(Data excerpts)

□ □ □ □ □

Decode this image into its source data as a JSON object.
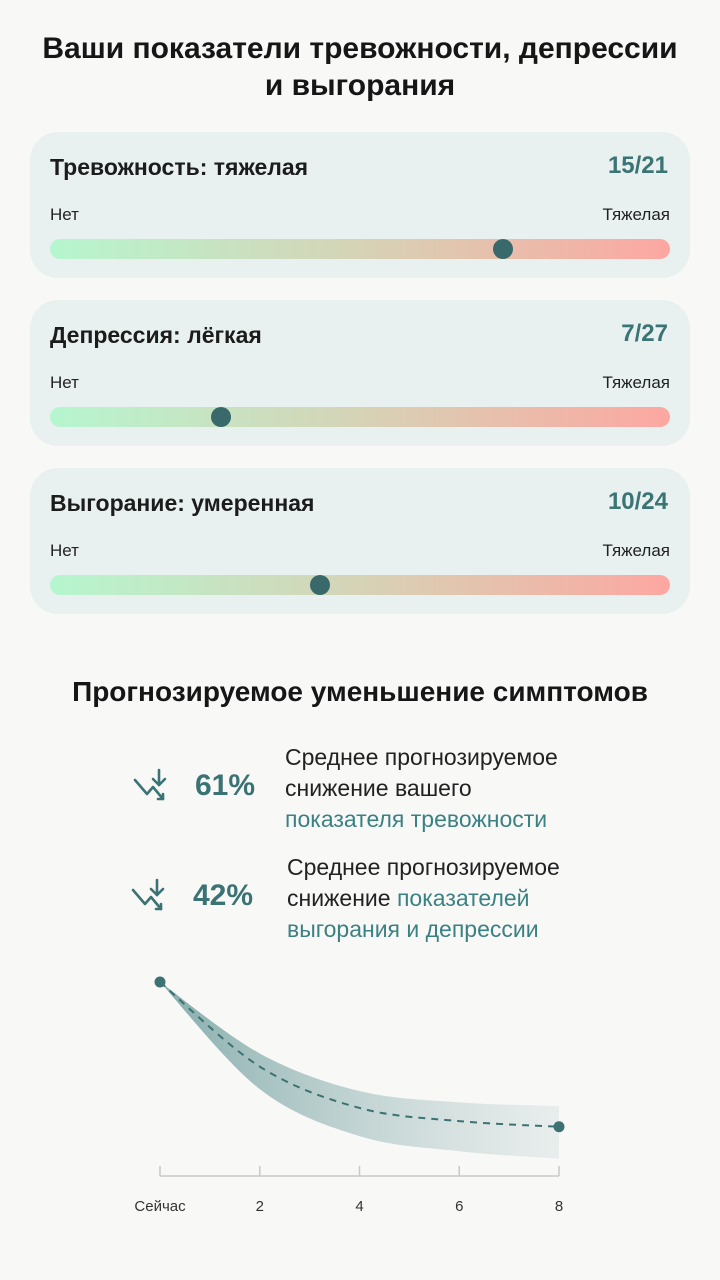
{
  "header": {
    "title_line1": "Ваши показатели тревожности, депрессии",
    "title_line2": "и выгорания"
  },
  "scores": [
    {
      "label": "Тревожность: тяжелая",
      "score": "15/21",
      "scale_min": "Нет",
      "scale_max": "Тяжелая",
      "level": 0.73
    },
    {
      "label": "Депрессия: лёгкая",
      "score": "7/27",
      "scale_min": "Нет",
      "scale_max": "Тяжелая",
      "level": 0.275
    },
    {
      "label": "Выгорание: умеренная",
      "score": "10/24",
      "scale_min": "Нет",
      "scale_max": "Тяжелая",
      "level": 0.435
    }
  ],
  "forecast": {
    "title": "Прогнозируемое уменьшение симптомов",
    "stats": [
      {
        "percent": "61%",
        "text_line1": "Среднее прогнозируемое",
        "text_line2": "снижение вашего",
        "text_highlight": "показателя тревожности"
      },
      {
        "percent": "42%",
        "text_line1": "Среднее прогнозируемое",
        "text_plain": "снижение ",
        "text_highlight1": "показателей",
        "text_highlight2": "выгорания и депрессии"
      }
    ]
  },
  "chart_data": {
    "type": "line",
    "x_tick_labels": [
      "Сейчас",
      "2",
      "4",
      "6",
      "8"
    ],
    "x": [
      0,
      2,
      4,
      6,
      8
    ],
    "note_values": "relative projected score, 1.0 = now",
    "values": [
      1.0,
      0.55,
      0.33,
      0.26,
      0.23
    ],
    "band_upper": [
      1.0,
      0.62,
      0.42,
      0.36,
      0.34
    ],
    "band_lower": [
      1.0,
      0.43,
      0.18,
      0.1,
      0.06
    ],
    "colors": {
      "line": "#3d7273",
      "band": "#8fb5b4",
      "dot": "#3d7273"
    }
  }
}
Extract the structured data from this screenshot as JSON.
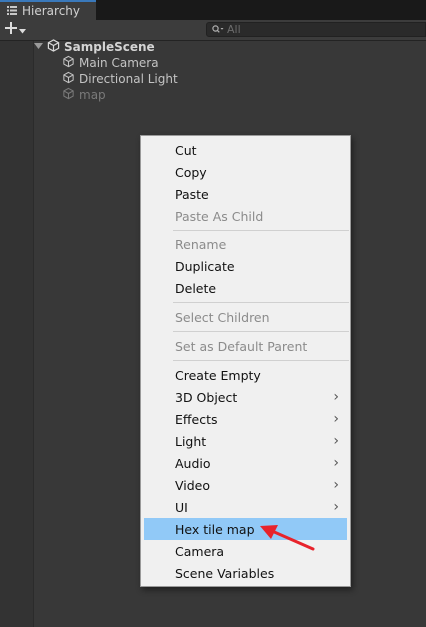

□ □ □ □ □

Problem to solve ▸ Do not copy the pictures, but repeat every line exactly.

Solution for this problem ▸
Decode this image into its source data as a JSON object.
{
  "header": {
    "title_line1": "Ваши показатели тревожности, депрессии",
    "title_line2": "и выгорания"
  },
  "scores": [
    {
      "label": "Тревожность: тяжелая",
      "score": "15/21",
      "scale_min": "Нет",
      "scale_max": "Тяжелая",
      "level": 0.73
    },
    {
      "label": "Депрессия: лёгкая",
      "score": "7/27",
      "scale_min": "Нет",
      "scale_max": "Тяжелая",
      "level": 0.275
    },
    {
      "label": "Выгорание: умеренная",
      "score": "10/24",
      "scale_min": "Нет",
      "scale_max": "Тяжелая",
      "level": 0.435
    }
  ],
  "forecast": {
    "title": "Прогнозируемое уменьшение симптомов",
    "stats": [
      {
        "percent": "61%",
        "text_line1": "Среднее прогнозируемое",
        "text_line2": "снижение вашего",
        "text_highlight": "показателя тревожности"
      },
      {
        "percent": "42%",
        "text_line1": "Среднее прогнозируемое",
        "text_plain": "снижение ",
        "text_highlight1": "показателей",
        "text_highlight2": "выгорания и депрессии"
      }
    ]
  },
  "chart_data": {
    "type": "line",
    "x_tick_labels": [
      "Сейчас",
      "2",
      "4",
      "6",
      "8"
    ],
    "x": [
      0,
      2,
      4,
      6,
      8
    ],
    "note_values": "relative projected score, 1.0 = now",
    "values": [
      1.0,
      0.55,
      0.33,
      0.26,
      0.23
    ],
    "band_upper": [
      1.0,
      0.62,
      0.42,
      0.36,
      0.34
    ],
    "band_lower": [
      1.0,
      0.43,
      0.18,
      0.1,
      0.06
    ],
    "colors": {
      "line": "#3d7273",
      "band": "#8fb5b4",
      "dot": "#3d7273"
    }
  }
}
Extract the structured data from this screenshot as JSON.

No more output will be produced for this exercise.